#### DATA EXTRACT:
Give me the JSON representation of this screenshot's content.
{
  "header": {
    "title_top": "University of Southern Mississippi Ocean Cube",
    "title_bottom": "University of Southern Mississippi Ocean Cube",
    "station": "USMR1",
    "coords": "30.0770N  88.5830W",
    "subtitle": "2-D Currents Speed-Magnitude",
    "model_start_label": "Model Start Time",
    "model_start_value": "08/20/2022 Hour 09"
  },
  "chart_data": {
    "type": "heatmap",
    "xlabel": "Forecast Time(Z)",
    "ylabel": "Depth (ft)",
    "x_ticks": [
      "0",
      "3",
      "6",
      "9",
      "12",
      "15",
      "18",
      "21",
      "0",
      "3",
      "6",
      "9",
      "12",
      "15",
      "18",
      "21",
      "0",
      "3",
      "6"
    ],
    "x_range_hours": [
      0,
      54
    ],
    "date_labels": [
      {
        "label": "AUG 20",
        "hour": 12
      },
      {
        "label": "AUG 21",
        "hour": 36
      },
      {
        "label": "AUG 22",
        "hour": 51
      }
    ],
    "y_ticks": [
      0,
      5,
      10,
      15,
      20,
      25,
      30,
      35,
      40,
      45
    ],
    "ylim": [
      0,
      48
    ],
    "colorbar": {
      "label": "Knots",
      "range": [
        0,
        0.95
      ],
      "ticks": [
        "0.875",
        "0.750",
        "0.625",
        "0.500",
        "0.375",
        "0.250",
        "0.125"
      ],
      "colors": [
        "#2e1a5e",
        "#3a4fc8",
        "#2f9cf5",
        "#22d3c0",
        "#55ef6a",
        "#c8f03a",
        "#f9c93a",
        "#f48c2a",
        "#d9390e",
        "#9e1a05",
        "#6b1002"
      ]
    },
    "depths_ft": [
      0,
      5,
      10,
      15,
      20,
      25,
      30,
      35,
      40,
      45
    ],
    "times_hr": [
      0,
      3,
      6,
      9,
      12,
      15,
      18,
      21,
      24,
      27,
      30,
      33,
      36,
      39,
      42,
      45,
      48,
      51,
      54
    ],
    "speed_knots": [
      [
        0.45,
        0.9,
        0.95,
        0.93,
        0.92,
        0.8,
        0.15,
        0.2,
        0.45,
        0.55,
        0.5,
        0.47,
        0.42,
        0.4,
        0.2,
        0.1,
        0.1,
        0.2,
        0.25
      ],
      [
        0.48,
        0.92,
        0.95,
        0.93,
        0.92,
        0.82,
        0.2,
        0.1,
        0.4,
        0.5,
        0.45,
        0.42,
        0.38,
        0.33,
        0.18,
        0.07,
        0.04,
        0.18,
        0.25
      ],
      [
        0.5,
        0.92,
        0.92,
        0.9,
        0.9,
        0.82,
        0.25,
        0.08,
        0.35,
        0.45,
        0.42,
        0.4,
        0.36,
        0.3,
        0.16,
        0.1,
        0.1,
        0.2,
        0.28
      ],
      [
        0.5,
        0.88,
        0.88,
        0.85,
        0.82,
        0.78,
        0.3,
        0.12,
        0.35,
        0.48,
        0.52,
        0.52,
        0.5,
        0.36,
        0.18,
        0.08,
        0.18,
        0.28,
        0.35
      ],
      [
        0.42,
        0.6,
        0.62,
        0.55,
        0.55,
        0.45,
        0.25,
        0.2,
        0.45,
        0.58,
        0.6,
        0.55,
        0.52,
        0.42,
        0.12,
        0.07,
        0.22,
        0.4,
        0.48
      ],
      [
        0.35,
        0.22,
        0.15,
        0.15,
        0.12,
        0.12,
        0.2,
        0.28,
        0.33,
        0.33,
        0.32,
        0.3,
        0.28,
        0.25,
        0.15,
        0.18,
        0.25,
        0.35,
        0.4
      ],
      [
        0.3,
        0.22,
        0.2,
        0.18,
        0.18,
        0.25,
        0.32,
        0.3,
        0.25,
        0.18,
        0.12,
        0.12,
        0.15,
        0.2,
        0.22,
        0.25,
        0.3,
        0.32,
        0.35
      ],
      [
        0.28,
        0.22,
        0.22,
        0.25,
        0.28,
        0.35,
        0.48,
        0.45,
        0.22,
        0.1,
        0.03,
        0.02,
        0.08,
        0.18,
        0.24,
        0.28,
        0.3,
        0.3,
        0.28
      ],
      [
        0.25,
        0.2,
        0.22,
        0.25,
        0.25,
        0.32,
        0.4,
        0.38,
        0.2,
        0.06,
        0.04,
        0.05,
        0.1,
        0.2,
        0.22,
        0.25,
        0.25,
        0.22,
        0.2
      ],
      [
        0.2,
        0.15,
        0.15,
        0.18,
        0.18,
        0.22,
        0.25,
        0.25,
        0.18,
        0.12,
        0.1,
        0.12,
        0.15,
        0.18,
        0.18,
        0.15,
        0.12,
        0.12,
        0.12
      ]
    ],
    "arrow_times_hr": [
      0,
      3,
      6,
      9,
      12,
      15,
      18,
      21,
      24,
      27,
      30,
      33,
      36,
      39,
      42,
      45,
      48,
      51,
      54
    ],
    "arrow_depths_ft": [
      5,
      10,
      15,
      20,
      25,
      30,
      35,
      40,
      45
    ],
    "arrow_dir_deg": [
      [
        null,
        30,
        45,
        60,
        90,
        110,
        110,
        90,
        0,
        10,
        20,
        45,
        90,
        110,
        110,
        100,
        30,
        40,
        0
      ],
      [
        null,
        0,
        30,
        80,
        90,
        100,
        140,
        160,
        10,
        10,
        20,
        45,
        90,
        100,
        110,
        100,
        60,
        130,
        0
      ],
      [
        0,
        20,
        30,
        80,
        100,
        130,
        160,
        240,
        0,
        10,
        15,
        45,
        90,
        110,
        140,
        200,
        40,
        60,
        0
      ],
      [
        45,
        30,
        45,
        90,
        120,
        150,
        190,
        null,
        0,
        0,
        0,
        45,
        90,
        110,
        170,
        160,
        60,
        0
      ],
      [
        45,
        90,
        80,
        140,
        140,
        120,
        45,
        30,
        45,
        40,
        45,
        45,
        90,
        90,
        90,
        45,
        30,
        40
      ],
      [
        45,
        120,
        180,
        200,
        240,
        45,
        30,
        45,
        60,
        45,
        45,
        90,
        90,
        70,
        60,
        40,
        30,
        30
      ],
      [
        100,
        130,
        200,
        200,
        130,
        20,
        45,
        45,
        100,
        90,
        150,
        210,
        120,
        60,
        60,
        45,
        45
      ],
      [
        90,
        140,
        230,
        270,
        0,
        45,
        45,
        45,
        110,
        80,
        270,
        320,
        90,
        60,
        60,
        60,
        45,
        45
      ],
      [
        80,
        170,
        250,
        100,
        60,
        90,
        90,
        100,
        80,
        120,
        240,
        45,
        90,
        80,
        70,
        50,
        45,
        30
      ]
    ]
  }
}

#### WHAT IS BEING ASKED:
From the material above, copy each line that includes the word "Southern".

#### FULL RESPONSE:
    "title_top": "University of Southern Mississippi Ocean Cube",
    "title_bottom": "University of Southern Mississippi Ocean Cube",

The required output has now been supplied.